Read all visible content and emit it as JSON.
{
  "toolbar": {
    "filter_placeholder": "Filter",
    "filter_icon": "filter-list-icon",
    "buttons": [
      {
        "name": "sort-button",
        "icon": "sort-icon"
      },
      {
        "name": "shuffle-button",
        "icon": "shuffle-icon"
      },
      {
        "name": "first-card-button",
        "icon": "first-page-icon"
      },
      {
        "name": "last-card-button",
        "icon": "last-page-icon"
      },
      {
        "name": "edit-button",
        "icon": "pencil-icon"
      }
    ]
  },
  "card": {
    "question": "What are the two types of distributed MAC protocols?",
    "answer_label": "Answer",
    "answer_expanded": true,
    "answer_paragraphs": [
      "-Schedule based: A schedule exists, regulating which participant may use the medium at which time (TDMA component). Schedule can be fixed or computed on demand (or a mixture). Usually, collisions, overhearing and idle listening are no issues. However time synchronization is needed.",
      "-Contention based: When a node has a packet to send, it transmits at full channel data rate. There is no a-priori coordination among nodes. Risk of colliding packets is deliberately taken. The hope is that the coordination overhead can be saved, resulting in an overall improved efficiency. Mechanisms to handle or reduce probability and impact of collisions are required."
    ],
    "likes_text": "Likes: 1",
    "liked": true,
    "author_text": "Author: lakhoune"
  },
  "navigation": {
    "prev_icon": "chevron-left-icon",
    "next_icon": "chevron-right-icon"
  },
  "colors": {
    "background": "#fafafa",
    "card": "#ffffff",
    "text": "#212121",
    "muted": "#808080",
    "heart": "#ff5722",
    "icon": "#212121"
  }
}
- - - -
THE EXERCISE: From the data, pick out every line that includes "name".

OUTPUT FOR THIS TASK:
        "name": "sort-button",
        "name": "shuffle-button",
        "name": "first-card-button",
        "name": "last-card-button",
        "name": "edit-button",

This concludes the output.